Düzen veri kümesi kayıtları —
-*-*-

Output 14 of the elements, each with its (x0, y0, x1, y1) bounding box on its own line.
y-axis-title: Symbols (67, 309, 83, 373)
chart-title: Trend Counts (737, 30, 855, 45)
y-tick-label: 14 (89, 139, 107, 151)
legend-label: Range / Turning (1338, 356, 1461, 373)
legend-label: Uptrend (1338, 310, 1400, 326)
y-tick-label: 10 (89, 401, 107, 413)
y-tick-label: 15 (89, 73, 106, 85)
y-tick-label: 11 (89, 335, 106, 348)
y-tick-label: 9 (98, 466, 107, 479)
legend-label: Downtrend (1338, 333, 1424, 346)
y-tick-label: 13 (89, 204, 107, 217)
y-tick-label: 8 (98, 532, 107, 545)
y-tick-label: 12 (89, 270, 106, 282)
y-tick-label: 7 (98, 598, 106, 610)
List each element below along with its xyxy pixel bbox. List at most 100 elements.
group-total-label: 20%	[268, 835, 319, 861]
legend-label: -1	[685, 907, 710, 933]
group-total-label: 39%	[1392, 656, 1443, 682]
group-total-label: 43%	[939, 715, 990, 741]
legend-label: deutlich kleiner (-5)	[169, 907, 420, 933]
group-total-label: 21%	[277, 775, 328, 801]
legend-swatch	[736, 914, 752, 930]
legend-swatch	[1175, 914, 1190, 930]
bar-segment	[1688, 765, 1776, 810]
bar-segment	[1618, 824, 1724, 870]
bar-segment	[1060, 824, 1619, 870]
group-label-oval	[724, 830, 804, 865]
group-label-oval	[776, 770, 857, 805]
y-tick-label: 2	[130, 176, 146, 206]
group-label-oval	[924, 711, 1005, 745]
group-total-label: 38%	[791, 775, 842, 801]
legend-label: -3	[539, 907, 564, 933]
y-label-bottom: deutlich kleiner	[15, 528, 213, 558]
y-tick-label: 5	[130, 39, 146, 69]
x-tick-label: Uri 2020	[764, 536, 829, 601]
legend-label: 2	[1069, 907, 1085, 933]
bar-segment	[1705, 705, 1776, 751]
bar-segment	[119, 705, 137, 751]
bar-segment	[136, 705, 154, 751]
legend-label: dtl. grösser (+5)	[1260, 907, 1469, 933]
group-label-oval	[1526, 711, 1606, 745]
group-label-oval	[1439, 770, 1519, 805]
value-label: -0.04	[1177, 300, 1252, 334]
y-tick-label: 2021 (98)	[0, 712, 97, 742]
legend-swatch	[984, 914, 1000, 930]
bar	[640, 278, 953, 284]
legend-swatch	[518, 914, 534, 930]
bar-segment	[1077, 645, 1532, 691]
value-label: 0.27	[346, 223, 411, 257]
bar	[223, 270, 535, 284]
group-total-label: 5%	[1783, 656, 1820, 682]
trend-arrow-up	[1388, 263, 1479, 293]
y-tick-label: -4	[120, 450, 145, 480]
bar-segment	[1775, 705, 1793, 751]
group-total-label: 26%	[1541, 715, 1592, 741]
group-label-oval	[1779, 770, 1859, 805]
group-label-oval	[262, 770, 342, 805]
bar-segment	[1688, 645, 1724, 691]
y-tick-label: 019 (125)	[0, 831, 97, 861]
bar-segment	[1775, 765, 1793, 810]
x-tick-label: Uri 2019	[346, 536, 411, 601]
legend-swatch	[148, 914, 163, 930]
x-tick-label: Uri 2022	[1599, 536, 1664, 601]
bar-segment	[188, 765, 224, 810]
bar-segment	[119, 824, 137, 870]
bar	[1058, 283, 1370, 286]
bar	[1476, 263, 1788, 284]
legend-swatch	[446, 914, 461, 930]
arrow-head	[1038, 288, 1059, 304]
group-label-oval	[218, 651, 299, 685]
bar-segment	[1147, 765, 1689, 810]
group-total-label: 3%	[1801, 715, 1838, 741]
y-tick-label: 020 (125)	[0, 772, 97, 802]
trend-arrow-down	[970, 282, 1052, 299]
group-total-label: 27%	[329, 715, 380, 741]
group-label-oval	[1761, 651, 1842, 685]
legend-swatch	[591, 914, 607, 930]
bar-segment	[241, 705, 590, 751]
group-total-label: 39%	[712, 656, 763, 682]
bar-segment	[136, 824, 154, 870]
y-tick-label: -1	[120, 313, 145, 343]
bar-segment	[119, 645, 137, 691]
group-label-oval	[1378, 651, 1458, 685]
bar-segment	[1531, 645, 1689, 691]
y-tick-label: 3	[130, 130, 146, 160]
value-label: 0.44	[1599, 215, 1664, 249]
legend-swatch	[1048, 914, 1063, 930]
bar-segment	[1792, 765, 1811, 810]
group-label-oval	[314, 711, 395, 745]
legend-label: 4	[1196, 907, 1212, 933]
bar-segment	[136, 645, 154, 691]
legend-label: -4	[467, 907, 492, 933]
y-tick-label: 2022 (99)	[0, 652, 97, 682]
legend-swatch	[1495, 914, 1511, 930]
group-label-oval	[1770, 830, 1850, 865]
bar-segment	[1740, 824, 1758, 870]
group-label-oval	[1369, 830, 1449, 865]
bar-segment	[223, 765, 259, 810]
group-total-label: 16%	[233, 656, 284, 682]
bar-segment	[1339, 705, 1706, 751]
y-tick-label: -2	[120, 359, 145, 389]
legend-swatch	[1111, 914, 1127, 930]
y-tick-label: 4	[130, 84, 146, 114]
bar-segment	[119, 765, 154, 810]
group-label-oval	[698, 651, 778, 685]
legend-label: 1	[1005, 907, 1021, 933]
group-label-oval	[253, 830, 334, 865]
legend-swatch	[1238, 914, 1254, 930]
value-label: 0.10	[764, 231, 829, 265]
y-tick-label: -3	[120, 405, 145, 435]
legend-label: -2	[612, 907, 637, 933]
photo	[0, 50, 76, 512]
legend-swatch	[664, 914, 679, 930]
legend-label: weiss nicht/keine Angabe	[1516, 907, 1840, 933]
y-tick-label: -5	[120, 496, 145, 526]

-*-*-

Yapılacak İş —
Lütfen malzemedeki bütün satırları hiçbir değişiklik yapmadan aynen çıkarın.

Alıştırmanın Sonucu —
Output 14 of the elements, each with its (x0, y0, x1, y1) bounding box on its own line.
y-axis-title: Symbols (67, 309, 83, 373)
chart-title: Trend Counts (737, 30, 855, 45)
y-tick-label: 14 (89, 139, 107, 151)
legend-label: Range / Turning (1338, 356, 1461, 373)
legend-label: Uptrend (1338, 310, 1400, 326)
y-tick-label: 10 (89, 401, 107, 413)
y-tick-label: 15 (89, 73, 106, 85)
y-tick-label: 11 (89, 335, 106, 348)
y-tick-label: 9 (98, 466, 107, 479)
legend-label: Downtrend (1338, 333, 1424, 346)
y-tick-label: 13 (89, 204, 107, 217)
y-tick-label: 8 (98, 532, 107, 545)
y-tick-label: 12 (89, 270, 106, 282)
y-tick-label: 7 (98, 598, 106, 610)
List each element below along with its xyxy pixel bbox. List at most 100 elements.
group-total-label: 20%	[268, 835, 319, 861]
legend-label: -1	[685, 907, 710, 933]
group-total-label: 39%	[1392, 656, 1443, 682]
group-total-label: 43%	[939, 715, 990, 741]
legend-label: deutlich kleiner (-5)	[169, 907, 420, 933]
group-total-label: 21%	[277, 775, 328, 801]
legend-swatch	[736, 914, 752, 930]
legend-swatch	[1175, 914, 1190, 930]
bar-segment	[1688, 765, 1776, 810]
bar-segment	[1618, 824, 1724, 870]
bar-segment	[1060, 824, 1619, 870]
group-label-oval	[724, 830, 804, 865]
group-label-oval	[776, 770, 857, 805]
y-tick-label: 2	[130, 176, 146, 206]
group-label-oval	[924, 711, 1005, 745]
group-total-label: 38%	[791, 775, 842, 801]
legend-label: -3	[539, 907, 564, 933]
y-label-bottom: deutlich kleiner	[15, 528, 213, 558]
y-tick-label: 5	[130, 39, 146, 69]
x-tick-label: Uri 2020	[764, 536, 829, 601]
legend-label: 2	[1069, 907, 1085, 933]
bar-segment	[1705, 705, 1776, 751]
bar-segment	[119, 705, 137, 751]
bar-segment	[136, 705, 154, 751]
legend-label: dtl. grösser (+5)	[1260, 907, 1469, 933]
group-label-oval	[1526, 711, 1606, 745]
group-label-oval	[1439, 770, 1519, 805]
value-label: -0.04	[1177, 300, 1252, 334]
y-tick-label: 2021 (98)	[0, 712, 97, 742]
legend-swatch	[984, 914, 1000, 930]
bar	[640, 278, 953, 284]
legend-swatch	[518, 914, 534, 930]
bar-segment	[1077, 645, 1532, 691]
value-label: 0.27	[346, 223, 411, 257]
bar	[223, 270, 535, 284]
group-total-label: 5%	[1783, 656, 1820, 682]
trend-arrow-up	[1388, 263, 1479, 293]
y-tick-label: -4	[120, 450, 145, 480]
bar-segment	[1775, 705, 1793, 751]
group-total-label: 26%	[1541, 715, 1592, 741]
group-label-oval	[1779, 770, 1859, 805]
group-label-oval	[262, 770, 342, 805]
bar-segment	[1688, 645, 1724, 691]
y-tick-label: 019 (125)	[0, 831, 97, 861]
bar-segment	[1775, 765, 1793, 810]
x-tick-label: Uri 2019	[346, 536, 411, 601]
legend-swatch	[148, 914, 163, 930]
x-tick-label: Uri 2022	[1599, 536, 1664, 601]
bar-segment	[188, 765, 224, 810]
bar-segment	[119, 824, 137, 870]
bar	[1058, 283, 1370, 286]
bar	[1476, 263, 1788, 284]
legend-swatch	[446, 914, 461, 930]
arrow-head	[1038, 288, 1059, 304]
group-label-oval	[218, 651, 299, 685]
bar-segment	[1147, 765, 1689, 810]
group-total-label: 3%	[1801, 715, 1838, 741]
y-tick-label: 020 (125)	[0, 772, 97, 802]
trend-arrow-down	[970, 282, 1052, 299]
group-total-label: 27%	[329, 715, 380, 741]
group-label-oval	[1761, 651, 1842, 685]
legend-swatch	[591, 914, 607, 930]
bar-segment	[241, 705, 590, 751]
group-total-label: 39%	[712, 656, 763, 682]
bar-segment	[136, 824, 154, 870]
y-tick-label: -1	[120, 313, 145, 343]
bar-segment	[119, 645, 137, 691]
group-label-oval	[1378, 651, 1458, 685]
bar-segment	[1531, 645, 1689, 691]
y-tick-label: 3	[130, 130, 146, 160]
value-label: 0.44	[1599, 215, 1664, 249]
legend-swatch	[1048, 914, 1063, 930]
bar-segment	[1792, 765, 1811, 810]
group-label-oval	[314, 711, 395, 745]
legend-label: 4	[1196, 907, 1212, 933]
bar-segment	[136, 645, 154, 691]
legend-label: -4	[467, 907, 492, 933]
y-tick-label: 2022 (99)	[0, 652, 97, 682]
legend-swatch	[1495, 914, 1511, 930]
group-label-oval	[1770, 830, 1850, 865]
bar-segment	[1740, 824, 1758, 870]
group-label-oval	[1369, 830, 1449, 865]
bar-segment	[223, 765, 259, 810]
group-total-label: 16%	[233, 656, 284, 682]
bar-segment	[1339, 705, 1706, 751]
y-tick-label: -2	[120, 359, 145, 389]
legend-swatch	[1111, 914, 1127, 930]
y-tick-label: 4	[130, 84, 146, 114]
bar-segment	[119, 765, 154, 810]
group-label-oval	[698, 651, 778, 685]
legend-label: 1	[1005, 907, 1021, 933]
group-label-oval	[253, 830, 334, 865]
legend-swatch	[1238, 914, 1254, 930]
value-label: 0.10	[764, 231, 829, 265]
y-tick-label: -3	[120, 405, 145, 435]
legend-label: -2	[612, 907, 637, 933]
photo	[0, 50, 76, 512]
legend-swatch	[664, 914, 679, 930]
legend-label: weiss nicht/keine Angabe	[1516, 907, 1840, 933]
y-tick-label: -5	[120, 496, 145, 526]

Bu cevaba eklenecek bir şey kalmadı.